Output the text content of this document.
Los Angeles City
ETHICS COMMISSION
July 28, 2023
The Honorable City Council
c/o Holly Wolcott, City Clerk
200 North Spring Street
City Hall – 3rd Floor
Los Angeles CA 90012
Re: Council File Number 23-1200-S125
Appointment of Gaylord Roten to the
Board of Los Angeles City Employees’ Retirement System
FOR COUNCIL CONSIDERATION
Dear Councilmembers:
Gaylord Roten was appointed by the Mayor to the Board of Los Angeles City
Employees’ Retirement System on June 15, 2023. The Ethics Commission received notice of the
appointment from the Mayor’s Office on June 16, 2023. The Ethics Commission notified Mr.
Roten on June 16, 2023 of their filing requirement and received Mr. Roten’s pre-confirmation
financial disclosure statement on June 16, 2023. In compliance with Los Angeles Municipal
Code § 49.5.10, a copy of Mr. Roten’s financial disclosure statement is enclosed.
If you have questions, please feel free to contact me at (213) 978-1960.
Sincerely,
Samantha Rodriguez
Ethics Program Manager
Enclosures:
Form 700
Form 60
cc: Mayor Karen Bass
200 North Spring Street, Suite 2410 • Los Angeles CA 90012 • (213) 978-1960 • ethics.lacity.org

**Set exercise**
Gather every line from the listing above in which "System" appears, and copy those lines.

**Task answer**
Board of Los Angeles City Employees’ Retirement System
Employees’ Retirement System on June 15, 2023. The Ethics Commission received notice of the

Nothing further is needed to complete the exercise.